▶ _WHAT TO DO_: Every entry below should be transcribed exactly; pictures stay out of the copy.

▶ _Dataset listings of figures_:
####################

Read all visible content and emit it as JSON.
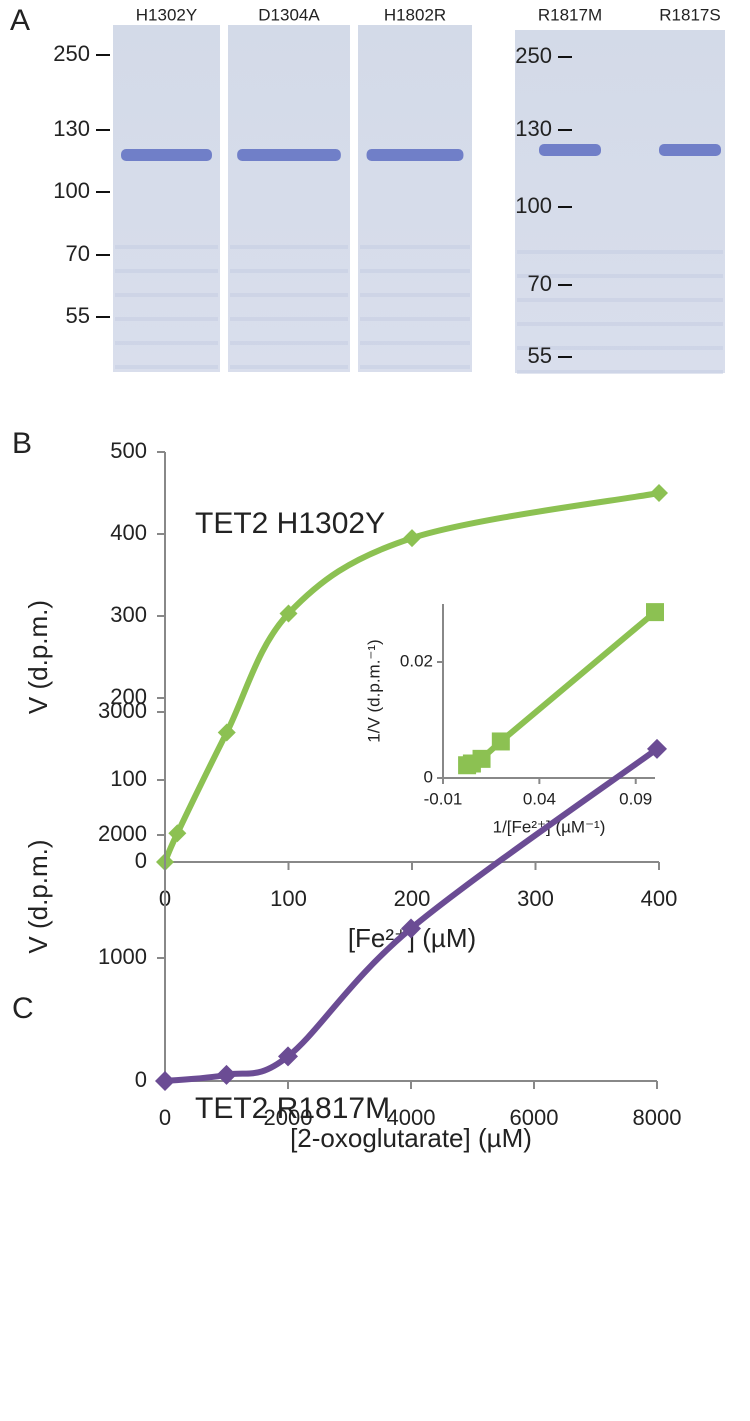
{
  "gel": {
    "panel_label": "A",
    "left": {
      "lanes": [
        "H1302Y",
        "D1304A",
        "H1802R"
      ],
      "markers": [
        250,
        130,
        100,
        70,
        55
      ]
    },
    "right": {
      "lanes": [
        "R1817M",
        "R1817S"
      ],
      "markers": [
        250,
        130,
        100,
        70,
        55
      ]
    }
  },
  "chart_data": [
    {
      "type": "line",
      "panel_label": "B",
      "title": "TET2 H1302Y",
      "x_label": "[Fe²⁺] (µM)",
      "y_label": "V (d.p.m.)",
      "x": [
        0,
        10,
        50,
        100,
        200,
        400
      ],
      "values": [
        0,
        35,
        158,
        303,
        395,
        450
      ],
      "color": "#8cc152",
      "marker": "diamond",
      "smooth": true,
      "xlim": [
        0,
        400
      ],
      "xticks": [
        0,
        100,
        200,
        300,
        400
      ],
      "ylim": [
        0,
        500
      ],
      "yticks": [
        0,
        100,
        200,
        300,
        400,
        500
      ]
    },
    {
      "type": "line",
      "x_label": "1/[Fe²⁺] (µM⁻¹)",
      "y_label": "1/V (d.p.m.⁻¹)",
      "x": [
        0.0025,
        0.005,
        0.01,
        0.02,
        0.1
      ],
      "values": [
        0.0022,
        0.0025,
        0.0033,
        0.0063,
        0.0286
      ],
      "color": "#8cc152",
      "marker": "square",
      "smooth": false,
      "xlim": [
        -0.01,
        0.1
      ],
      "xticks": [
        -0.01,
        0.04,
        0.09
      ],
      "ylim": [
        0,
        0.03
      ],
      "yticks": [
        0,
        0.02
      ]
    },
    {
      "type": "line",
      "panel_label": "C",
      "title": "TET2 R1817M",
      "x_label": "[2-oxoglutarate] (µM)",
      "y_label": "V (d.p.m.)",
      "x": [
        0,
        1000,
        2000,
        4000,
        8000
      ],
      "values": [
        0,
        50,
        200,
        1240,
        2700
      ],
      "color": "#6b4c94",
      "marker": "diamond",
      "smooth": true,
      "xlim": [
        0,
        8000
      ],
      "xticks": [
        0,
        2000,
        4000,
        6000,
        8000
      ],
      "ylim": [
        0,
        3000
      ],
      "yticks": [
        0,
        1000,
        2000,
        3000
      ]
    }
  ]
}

####################

▶ _WRITTEN ANSWER_:
Read all visible content and emit it as JSON.
{
  "gel": {
    "panel_label": "A",
    "left": {
      "lanes": [
        "H1302Y",
        "D1304A",
        "H1802R"
      ],
      "markers": [
        250,
        130,
        100,
        70,
        55
      ]
    },
    "right": {
      "lanes": [
        "R1817M",
        "R1817S"
      ],
      "markers": [
        250,
        130,
        100,
        70,
        55
      ]
    }
  },
  "chart_data": [
    {
      "type": "line",
      "panel_label": "B",
      "title": "TET2 H1302Y",
      "x_label": "[Fe²⁺] (µM)",
      "y_label": "V (d.p.m.)",
      "x": [
        0,
        10,
        50,
        100,
        200,
        400
      ],
      "values": [
        0,
        35,
        158,
        303,
        395,
        450
      ],
      "color": "#8cc152",
      "marker": "diamond",
      "smooth": true,
      "xlim": [
        0,
        400
      ],
      "xticks": [
        0,
        100,
        200,
        300,
        400
      ],
      "ylim": [
        0,
        500
      ],
      "yticks": [
        0,
        100,
        200,
        300,
        400,
        500
      ]
    },
    {
      "type": "line",
      "x_label": "1/[Fe²⁺] (µM⁻¹)",
      "y_label": "1/V (d.p.m.⁻¹)",
      "x": [
        0.0025,
        0.005,
        0.01,
        0.02,
        0.1
      ],
      "values": [
        0.0022,
        0.0025,
        0.0033,
        0.0063,
        0.0286
      ],
      "color": "#8cc152",
      "marker": "square",
      "smooth": false,
      "xlim": [
        -0.01,
        0.1
      ],
      "xticks": [
        -0.01,
        0.04,
        0.09
      ],
      "ylim": [
        0,
        0.03
      ],
      "yticks": [
        0,
        0.02
      ]
    },
    {
      "type": "line",
      "panel_label": "C",
      "title": "TET2 R1817M",
      "x_label": "[2-oxoglutarate] (µM)",
      "y_label": "V (d.p.m.)",
      "x": [
        0,
        1000,
        2000,
        4000,
        8000
      ],
      "values": [
        0,
        50,
        200,
        1240,
        2700
      ],
      "color": "#6b4c94",
      "marker": "diamond",
      "smooth": true,
      "xlim": [
        0,
        8000
      ],
      "xticks": [
        0,
        2000,
        4000,
        6000,
        8000
      ],
      "ylim": [
        0,
        3000
      ],
      "yticks": [
        0,
        1000,
        2000,
        3000
      ]
    }
  ]
}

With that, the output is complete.